Objective →
Rewrite the lines from the start of the items through the line containing "742, 149, 756]" as a Markdown table with the columns No. and Line, skipping any blank lines.

Data items:
· · · · · · ·
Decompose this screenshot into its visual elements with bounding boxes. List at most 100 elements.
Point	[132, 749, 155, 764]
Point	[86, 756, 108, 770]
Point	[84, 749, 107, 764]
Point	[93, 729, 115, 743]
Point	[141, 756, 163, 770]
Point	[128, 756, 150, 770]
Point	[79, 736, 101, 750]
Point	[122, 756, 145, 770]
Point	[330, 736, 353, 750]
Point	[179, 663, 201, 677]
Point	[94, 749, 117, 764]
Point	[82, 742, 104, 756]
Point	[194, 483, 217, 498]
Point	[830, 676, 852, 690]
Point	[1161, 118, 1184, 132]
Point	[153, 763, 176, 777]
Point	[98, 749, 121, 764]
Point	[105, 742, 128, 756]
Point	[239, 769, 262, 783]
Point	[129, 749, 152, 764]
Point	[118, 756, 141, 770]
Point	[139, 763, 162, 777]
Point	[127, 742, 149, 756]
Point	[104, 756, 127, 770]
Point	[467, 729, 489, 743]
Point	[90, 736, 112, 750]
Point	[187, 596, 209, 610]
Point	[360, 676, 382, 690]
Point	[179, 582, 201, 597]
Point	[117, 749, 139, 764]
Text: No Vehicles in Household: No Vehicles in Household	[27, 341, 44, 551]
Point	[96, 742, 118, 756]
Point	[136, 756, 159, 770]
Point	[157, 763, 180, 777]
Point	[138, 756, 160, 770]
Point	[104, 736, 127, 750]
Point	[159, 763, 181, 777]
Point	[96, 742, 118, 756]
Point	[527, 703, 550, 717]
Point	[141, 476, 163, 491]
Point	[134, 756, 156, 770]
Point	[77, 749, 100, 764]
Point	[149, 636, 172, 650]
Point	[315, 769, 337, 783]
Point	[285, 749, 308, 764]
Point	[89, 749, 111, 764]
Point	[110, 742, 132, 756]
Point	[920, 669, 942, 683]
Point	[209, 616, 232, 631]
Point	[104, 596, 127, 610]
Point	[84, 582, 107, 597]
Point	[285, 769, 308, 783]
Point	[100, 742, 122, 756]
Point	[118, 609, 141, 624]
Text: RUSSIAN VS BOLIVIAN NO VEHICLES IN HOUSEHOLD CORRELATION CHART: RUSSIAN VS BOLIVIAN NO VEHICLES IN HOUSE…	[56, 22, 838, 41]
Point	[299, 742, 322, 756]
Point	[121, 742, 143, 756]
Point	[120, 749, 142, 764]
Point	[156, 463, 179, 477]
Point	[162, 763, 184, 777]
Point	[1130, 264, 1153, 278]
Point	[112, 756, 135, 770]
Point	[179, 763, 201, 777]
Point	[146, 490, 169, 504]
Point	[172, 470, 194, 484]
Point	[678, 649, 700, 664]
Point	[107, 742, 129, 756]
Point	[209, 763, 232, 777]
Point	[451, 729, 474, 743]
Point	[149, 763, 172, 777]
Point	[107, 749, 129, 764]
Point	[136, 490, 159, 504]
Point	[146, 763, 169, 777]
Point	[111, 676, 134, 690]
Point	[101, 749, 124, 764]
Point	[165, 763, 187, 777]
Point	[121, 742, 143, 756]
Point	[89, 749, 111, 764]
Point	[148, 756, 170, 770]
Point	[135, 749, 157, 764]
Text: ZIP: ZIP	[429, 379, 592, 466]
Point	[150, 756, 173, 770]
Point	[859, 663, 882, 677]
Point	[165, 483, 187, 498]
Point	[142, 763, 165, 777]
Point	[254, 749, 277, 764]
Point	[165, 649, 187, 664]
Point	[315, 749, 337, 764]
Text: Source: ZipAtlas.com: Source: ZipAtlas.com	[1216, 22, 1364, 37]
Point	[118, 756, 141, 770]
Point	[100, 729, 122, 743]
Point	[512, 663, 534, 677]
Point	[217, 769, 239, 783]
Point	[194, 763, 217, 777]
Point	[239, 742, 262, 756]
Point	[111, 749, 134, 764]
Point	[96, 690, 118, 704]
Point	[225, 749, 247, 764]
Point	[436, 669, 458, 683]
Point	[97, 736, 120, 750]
· · · · · · ·
Correct result →
| No. | Line |
|---|---|
| 1 | Decompose this screenshot into its visual elements with bounding boxes. List at most 100 elements. |
| 2 | Point	[132, 749, 155, 764] |
| 3 | Point	[86, 756, 108, 770] |
| 4 | Point	[84, 749, 107, 764] |
| 5 | Point	[93, 729, 115, 743] |
| 6 | Point	[141, 756, 163, 770] |
| 7 | Point	[128, 756, 150, 770] |
| 8 | Point	[79, 736, 101, 750] |
| 9 | Point	[122, 756, 145, 770] |
| 10 | Point	[330, 736, 353, 750] |
| 11 | Point	[179, 663, 201, 677] |
| 12 | Point	[94, 749, 117, 764] |
| 13 | Point	[82, 742, 104, 756] |
| 14 | Point	[194, 483, 217, 498] |
| 15 | Point	[830, 676, 852, 690] |
| 16 | Point	[1161, 118, 1184, 132] |
| 17 | Point	[153, 763, 176, 777] |
| 18 | Point	[98, 749, 121, 764] |
| 19 | Point	[105, 742, 128, 756] |
| 20 | Point	[239, 769, 262, 783] |
| 21 | Point	[129, 749, 152, 764] |
| 22 | Point	[118, 756, 141, 770] |
| 23 | Point	[139, 763, 162, 777] |
| 24 | Point	[127, 742, 149, 756] |